■ **EXERCISE BRIEF**: Examine the material below. Gather every line in which the string "百万公担" appears.

begin SUPPLIED INFORMATION

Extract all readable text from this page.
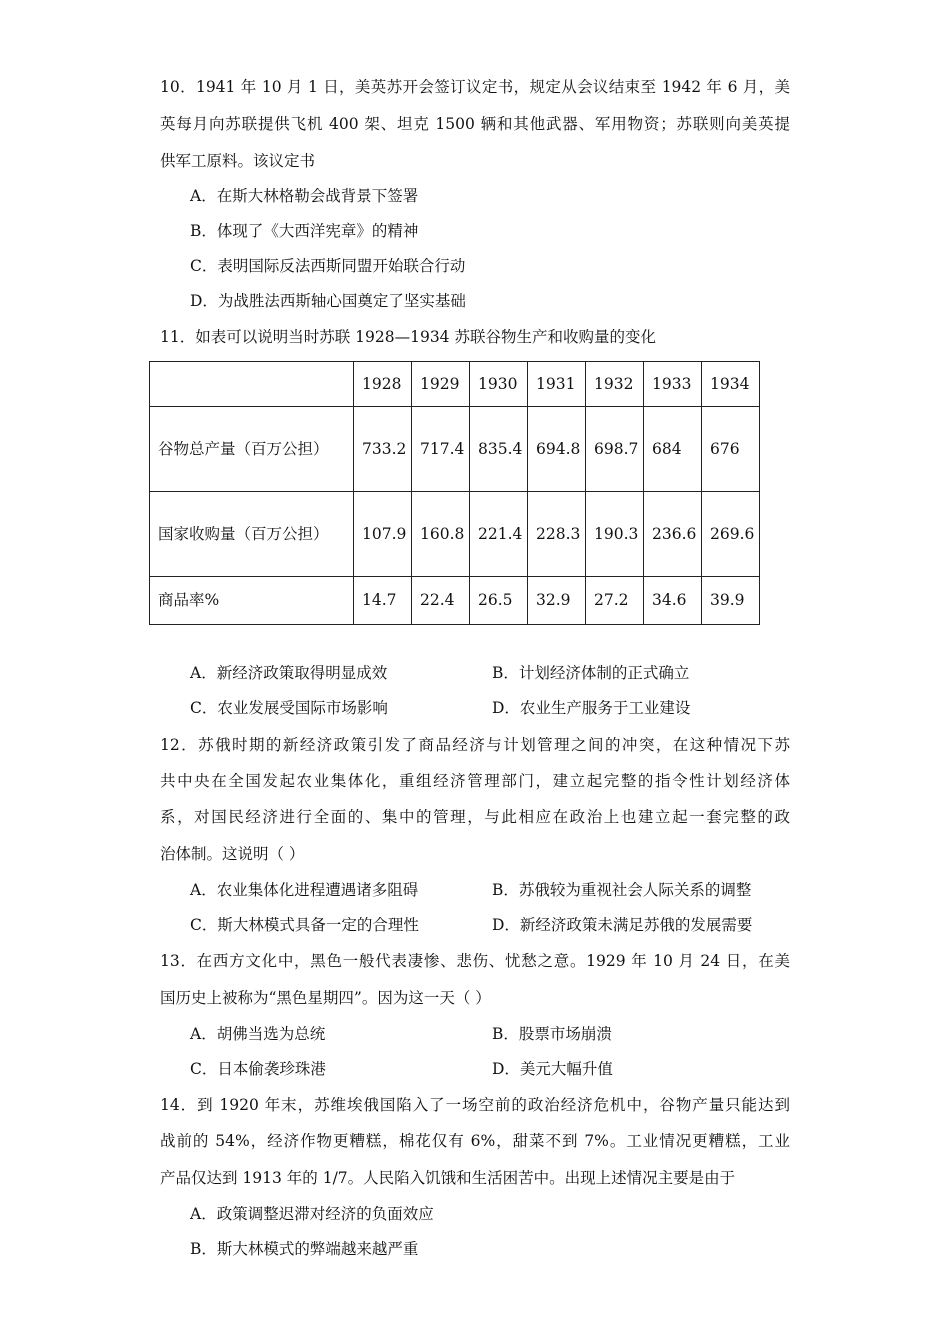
10．1941 年 10 月 1 日，美英苏开会签订议定书，规定从会议结束至 1942 年 6 月，美
英每月向苏联提供飞机 400 架、坦克 1500 辆和其他武器、军用物资；苏联则向美英提
供军工原料。该议定书
A．在斯大林格勒会战背景下签署
B．体现了《大西洋宪章》的精神
C．表明国际反法西斯同盟开始联合行动
D．为战胜法西斯轴心国奠定了坚实基础
11．如表可以说明当时苏联 1928—1934 苏联谷物生产和收购量的变化
	1928	1929	1930	1931	1932	1933	1934
谷物总产量（百万公担）	733.2	717.4	835.4	694.8	698.7	684	676
国家收购量（百万公担）	107.9	160.8	221.4	228.3	190.3	236.6	269.6
商品率%	14.7	22.4	26.5	32.9	27.2	34.6	39.9
A．新经济政策取得明显成效	B．计划经济体制的正式确立
C．农业发展受国际市场影响	D．农业生产服务于工业建设
12．苏俄时期的新经济政策引发了商品经济与计划管理之间的冲突，在这种情况下苏
共中央在全国发起农业集体化，重组经济管理部门，建立起完整的指令性计划经济体
系，对国民经济进行全面的、集中的管理，与此相应在政治上也建立起一套完整的政
治体制。这说明（ ）
A．农业集体化进程遭遇诸多阻碍	B．苏俄较为重视社会人际关系的调整
C．斯大林模式具备一定的合理性	D．新经济政策未满足苏俄的发展需要
13．在西方文化中，黑色一般代表凄惨、悲伤、忧愁之意。1929 年 10 月 24 日，在美
国历史上被称为“黑色星期四”。因为这一天（ ）
A．胡佛当选为总统	B．股票市场崩溃
C．日本偷袭珍珠港	D．美元大幅升值
14．到 1920 年末，苏维埃俄国陷入了一场空前的政治经济危机中，谷物产量只能达到
战前的 54%，经济作物更糟糕，棉花仅有 6%，甜菜不到 7%。工业情况更糟糕，工业
产品仅达到 1913 年的 1/7。人民陷入饥饿和生活困苦中。出现上述情况主要是由于
A．政策调整迟滞对经济的负面效应
B．斯大林模式的弊端越来越严重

end SUPPLIED INFORMATION

■ **RESULT OF THIS TASK**:
谷物总产量（百万公担）	733.2	717.4	835.4	694.8	698.7	684	676
国家收购量（百万公担）	107.9	160.8	221.4	228.3	190.3	236.6	269.6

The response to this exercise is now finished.